__Records to process__.
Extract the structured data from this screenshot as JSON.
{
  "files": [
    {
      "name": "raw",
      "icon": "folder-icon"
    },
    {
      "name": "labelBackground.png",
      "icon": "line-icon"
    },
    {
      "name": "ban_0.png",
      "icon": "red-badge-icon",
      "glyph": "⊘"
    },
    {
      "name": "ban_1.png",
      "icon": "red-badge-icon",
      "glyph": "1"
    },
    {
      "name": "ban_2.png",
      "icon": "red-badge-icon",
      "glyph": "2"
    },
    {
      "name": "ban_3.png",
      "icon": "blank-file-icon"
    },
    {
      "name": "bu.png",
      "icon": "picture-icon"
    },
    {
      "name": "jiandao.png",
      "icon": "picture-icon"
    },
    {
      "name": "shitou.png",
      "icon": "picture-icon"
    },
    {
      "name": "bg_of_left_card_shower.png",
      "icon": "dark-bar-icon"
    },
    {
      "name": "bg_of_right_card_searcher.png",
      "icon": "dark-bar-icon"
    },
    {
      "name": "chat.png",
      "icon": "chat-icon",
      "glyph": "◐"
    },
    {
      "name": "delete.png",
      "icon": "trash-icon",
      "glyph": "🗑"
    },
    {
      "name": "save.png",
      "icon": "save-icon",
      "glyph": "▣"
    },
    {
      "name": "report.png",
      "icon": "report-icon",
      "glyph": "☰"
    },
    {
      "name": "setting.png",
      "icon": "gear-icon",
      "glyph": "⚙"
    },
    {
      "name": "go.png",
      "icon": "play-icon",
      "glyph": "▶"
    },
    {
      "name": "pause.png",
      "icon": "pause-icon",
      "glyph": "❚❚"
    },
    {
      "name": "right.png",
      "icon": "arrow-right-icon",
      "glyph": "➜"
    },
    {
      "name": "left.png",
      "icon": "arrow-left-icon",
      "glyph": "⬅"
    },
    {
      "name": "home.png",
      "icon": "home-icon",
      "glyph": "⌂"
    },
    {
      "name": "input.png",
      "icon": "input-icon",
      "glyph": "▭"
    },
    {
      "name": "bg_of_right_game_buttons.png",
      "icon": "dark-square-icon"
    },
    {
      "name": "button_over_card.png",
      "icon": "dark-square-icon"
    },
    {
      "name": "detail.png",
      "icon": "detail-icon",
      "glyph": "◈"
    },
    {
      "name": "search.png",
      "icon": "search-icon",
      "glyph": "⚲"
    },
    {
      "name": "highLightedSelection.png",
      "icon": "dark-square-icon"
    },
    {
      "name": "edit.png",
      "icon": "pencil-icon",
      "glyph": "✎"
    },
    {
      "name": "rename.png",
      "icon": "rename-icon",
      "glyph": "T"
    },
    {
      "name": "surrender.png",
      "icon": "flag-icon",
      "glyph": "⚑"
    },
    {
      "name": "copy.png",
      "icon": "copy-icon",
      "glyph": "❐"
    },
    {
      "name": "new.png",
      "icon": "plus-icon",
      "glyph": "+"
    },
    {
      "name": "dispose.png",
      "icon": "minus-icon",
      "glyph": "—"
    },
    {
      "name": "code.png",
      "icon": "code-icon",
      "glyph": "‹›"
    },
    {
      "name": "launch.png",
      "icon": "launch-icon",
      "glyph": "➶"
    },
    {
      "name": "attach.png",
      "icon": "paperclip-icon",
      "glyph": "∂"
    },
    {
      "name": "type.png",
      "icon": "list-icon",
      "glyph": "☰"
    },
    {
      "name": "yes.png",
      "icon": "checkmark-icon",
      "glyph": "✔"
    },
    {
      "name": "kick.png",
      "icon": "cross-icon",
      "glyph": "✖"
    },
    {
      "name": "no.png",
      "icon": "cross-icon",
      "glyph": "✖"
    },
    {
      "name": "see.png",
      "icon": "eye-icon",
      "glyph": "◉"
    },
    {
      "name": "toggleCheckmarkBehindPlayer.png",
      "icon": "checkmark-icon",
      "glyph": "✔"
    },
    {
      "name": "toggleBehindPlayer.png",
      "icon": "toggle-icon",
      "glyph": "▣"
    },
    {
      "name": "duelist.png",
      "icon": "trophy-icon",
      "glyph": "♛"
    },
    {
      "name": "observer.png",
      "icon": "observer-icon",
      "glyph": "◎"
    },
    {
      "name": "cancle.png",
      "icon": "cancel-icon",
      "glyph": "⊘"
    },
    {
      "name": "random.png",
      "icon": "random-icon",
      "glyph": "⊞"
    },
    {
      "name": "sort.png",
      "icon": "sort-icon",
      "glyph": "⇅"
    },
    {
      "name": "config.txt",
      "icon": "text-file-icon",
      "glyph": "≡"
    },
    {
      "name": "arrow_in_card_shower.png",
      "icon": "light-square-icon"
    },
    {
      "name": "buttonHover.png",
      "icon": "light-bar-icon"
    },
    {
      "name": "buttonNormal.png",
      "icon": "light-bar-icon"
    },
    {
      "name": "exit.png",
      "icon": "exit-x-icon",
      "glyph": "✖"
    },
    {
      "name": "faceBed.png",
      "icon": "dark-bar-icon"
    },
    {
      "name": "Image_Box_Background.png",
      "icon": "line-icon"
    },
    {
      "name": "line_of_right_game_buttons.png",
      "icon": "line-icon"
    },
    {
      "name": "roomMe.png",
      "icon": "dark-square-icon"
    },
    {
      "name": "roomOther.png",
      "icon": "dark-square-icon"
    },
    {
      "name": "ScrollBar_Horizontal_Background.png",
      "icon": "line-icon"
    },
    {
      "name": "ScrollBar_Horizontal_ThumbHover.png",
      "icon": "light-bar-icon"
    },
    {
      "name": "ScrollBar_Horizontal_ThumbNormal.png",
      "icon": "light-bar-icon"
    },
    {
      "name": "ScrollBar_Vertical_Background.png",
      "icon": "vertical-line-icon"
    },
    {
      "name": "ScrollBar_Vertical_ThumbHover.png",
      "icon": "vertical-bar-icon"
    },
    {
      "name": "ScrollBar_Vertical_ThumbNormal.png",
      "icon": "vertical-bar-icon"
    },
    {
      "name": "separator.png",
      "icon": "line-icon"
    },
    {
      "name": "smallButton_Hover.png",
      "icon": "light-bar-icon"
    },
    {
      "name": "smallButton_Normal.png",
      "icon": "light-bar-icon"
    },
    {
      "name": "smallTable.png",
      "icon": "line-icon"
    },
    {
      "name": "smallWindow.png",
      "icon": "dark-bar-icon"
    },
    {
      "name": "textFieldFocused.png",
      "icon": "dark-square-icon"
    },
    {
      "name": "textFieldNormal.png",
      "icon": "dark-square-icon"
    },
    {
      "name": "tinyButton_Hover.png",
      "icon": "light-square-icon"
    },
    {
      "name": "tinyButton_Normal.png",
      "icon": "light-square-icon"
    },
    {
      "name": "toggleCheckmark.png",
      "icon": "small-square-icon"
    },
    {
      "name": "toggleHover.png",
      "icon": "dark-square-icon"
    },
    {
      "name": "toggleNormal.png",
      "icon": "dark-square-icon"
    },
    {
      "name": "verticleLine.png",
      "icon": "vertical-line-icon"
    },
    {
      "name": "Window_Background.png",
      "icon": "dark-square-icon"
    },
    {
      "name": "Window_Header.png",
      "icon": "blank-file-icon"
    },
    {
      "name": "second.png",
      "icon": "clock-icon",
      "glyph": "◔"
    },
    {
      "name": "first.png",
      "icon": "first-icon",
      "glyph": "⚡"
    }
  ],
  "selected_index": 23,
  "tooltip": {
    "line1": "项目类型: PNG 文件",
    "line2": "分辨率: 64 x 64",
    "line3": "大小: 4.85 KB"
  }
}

__Your objective__. Reproduce the whole listing word for word.

__Response to this exercise__.
Extract the structured data from this screenshot as JSON.
{
  "files": [
    {
      "name": "raw",
      "icon": "folder-icon"
    },
    {
      "name": "labelBackground.png",
      "icon": "line-icon"
    },
    {
      "name": "ban_0.png",
      "icon": "red-badge-icon",
      "glyph": "⊘"
    },
    {
      "name": "ban_1.png",
      "icon": "red-badge-icon",
      "glyph": "1"
    },
    {
      "name": "ban_2.png",
      "icon": "red-badge-icon",
      "glyph": "2"
    },
    {
      "name": "ban_3.png",
      "icon": "blank-file-icon"
    },
    {
      "name": "bu.png",
      "icon": "picture-icon"
    },
    {
      "name": "jiandao.png",
      "icon": "picture-icon"
    },
    {
      "name": "shitou.png",
      "icon": "picture-icon"
    },
    {
      "name": "bg_of_left_card_shower.png",
      "icon": "dark-bar-icon"
    },
    {
      "name": "bg_of_right_card_searcher.png",
      "icon": "dark-bar-icon"
    },
    {
      "name": "chat.png",
      "icon": "chat-icon",
      "glyph": "◐"
    },
    {
      "name": "delete.png",
      "icon": "trash-icon",
      "glyph": "🗑"
    },
    {
      "name": "save.png",
      "icon": "save-icon",
      "glyph": "▣"
    },
    {
      "name": "report.png",
      "icon": "report-icon",
      "glyph": "☰"
    },
    {
      "name": "setting.png",
      "icon": "gear-icon",
      "glyph": "⚙"
    },
    {
      "name": "go.png",
      "icon": "play-icon",
      "glyph": "▶"
    },
    {
      "name": "pause.png",
      "icon": "pause-icon",
      "glyph": "❚❚"
    },
    {
      "name": "right.png",
      "icon": "arrow-right-icon",
      "glyph": "➜"
    },
    {
      "name": "left.png",
      "icon": "arrow-left-icon",
      "glyph": "⬅"
    },
    {
      "name": "home.png",
      "icon": "home-icon",
      "glyph": "⌂"
    },
    {
      "name": "input.png",
      "icon": "input-icon",
      "glyph": "▭"
    },
    {
      "name": "bg_of_right_game_buttons.png",
      "icon": "dark-square-icon"
    },
    {
      "name": "button_over_card.png",
      "icon": "dark-square-icon"
    },
    {
      "name": "detail.png",
      "icon": "detail-icon",
      "glyph": "◈"
    },
    {
      "name": "search.png",
      "icon": "search-icon",
      "glyph": "⚲"
    },
    {
      "name": "highLightedSelection.png",
      "icon": "dark-square-icon"
    },
    {
      "name": "edit.png",
      "icon": "pencil-icon",
      "glyph": "✎"
    },
    {
      "name": "rename.png",
      "icon": "rename-icon",
      "glyph": "T"
    },
    {
      "name": "surrender.png",
      "icon": "flag-icon",
      "glyph": "⚑"
    },
    {
      "name": "copy.png",
      "icon": "copy-icon",
      "glyph": "❐"
    },
    {
      "name": "new.png",
      "icon": "plus-icon",
      "glyph": "+"
    },
    {
      "name": "dispose.png",
      "icon": "minus-icon",
      "glyph": "—"
    },
    {
      "name": "code.png",
      "icon": "code-icon",
      "glyph": "‹›"
    },
    {
      "name": "launch.png",
      "icon": "launch-icon",
      "glyph": "➶"
    },
    {
      "name": "attach.png",
      "icon": "paperclip-icon",
      "glyph": "∂"
    },
    {
      "name": "type.png",
      "icon": "list-icon",
      "glyph": "☰"
    },
    {
      "name": "yes.png",
      "icon": "checkmark-icon",
      "glyph": "✔"
    },
    {
      "name": "kick.png",
      "icon": "cross-icon",
      "glyph": "✖"
    },
    {
      "name": "no.png",
      "icon": "cross-icon",
      "glyph": "✖"
    },
    {
      "name": "see.png",
      "icon": "eye-icon",
      "glyph": "◉"
    },
    {
      "name": "toggleCheckmarkBehindPlayer.png",
      "icon": "checkmark-icon",
      "glyph": "✔"
    },
    {
      "name": "toggleBehindPlayer.png",
      "icon": "toggle-icon",
      "glyph": "▣"
    },
    {
      "name": "duelist.png",
      "icon": "trophy-icon",
      "glyph": "♛"
    },
    {
      "name": "observer.png",
      "icon": "observer-icon",
      "glyph": "◎"
    },
    {
      "name": "cancle.png",
      "icon": "cancel-icon",
      "glyph": "⊘"
    },
    {
      "name": "random.png",
      "icon": "random-icon",
      "glyph": "⊞"
    },
    {
      "name": "sort.png",
      "icon": "sort-icon",
      "glyph": "⇅"
    },
    {
      "name": "config.txt",
      "icon": "text-file-icon",
      "glyph": "≡"
    },
    {
      "name": "arrow_in_card_shower.png",
      "icon": "light-square-icon"
    },
    {
      "name": "buttonHover.png",
      "icon": "light-bar-icon"
    },
    {
      "name": "buttonNormal.png",
      "icon": "light-bar-icon"
    },
    {
      "name": "exit.png",
      "icon": "exit-x-icon",
      "glyph": "✖"
    },
    {
      "name": "faceBed.png",
      "icon": "dark-bar-icon"
    },
    {
      "name": "Image_Box_Background.png",
      "icon": "line-icon"
    },
    {
      "name": "line_of_right_game_buttons.png",
      "icon": "line-icon"
    },
    {
      "name": "roomMe.png",
      "icon": "dark-square-icon"
    },
    {
      "name": "roomOther.png",
      "icon": "dark-square-icon"
    },
    {
      "name": "ScrollBar_Horizontal_Background.png",
      "icon": "line-icon"
    },
    {
      "name": "ScrollBar_Horizontal_ThumbHover.png",
      "icon": "light-bar-icon"
    },
    {
      "name": "ScrollBar_Horizontal_ThumbNormal.png",
      "icon": "light-bar-icon"
    },
    {
      "name": "ScrollBar_Vertical_Background.png",
      "icon": "vertical-line-icon"
    },
    {
      "name": "ScrollBar_Vertical_ThumbHover.png",
      "icon": "vertical-bar-icon"
    },
    {
      "name": "ScrollBar_Vertical_ThumbNormal.png",
      "icon": "vertical-bar-icon"
    },
    {
      "name": "separator.png",
      "icon": "line-icon"
    },
    {
      "name": "smallButton_Hover.png",
      "icon": "light-bar-icon"
    },
    {
      "name": "smallButton_Normal.png",
      "icon": "light-bar-icon"
    },
    {
      "name": "smallTable.png",
      "icon": "line-icon"
    },
    {
      "name": "smallWindow.png",
      "icon": "dark-bar-icon"
    },
    {
      "name": "textFieldFocused.png",
      "icon": "dark-square-icon"
    },
    {
      "name": "textFieldNormal.png",
      "icon": "dark-square-icon"
    },
    {
      "name": "tinyButton_Hover.png",
      "icon": "light-square-icon"
    },
    {
      "name": "tinyButton_Normal.png",
      "icon": "light-square-icon"
    },
    {
      "name": "toggleCheckmark.png",
      "icon": "small-square-icon"
    },
    {
      "name": "toggleHover.png",
      "icon": "dark-square-icon"
    },
    {
      "name": "toggleNormal.png",
      "icon": "dark-square-icon"
    },
    {
      "name": "verticleLine.png",
      "icon": "vertical-line-icon"
    },
    {
      "name": "Window_Background.png",
      "icon": "dark-square-icon"
    },
    {
      "name": "Window_Header.png",
      "icon": "blank-file-icon"
    },
    {
      "name": "second.png",
      "icon": "clock-icon",
      "glyph": "◔"
    },
    {
      "name": "first.png",
      "icon": "first-icon",
      "glyph": "⚡"
    }
  ],
  "selected_index": 23,
  "tooltip": {
    "line1": "项目类型: PNG 文件",
    "line2": "分辨率: 64 x 64",
    "line3": "大小: 4.85 KB"
  }
}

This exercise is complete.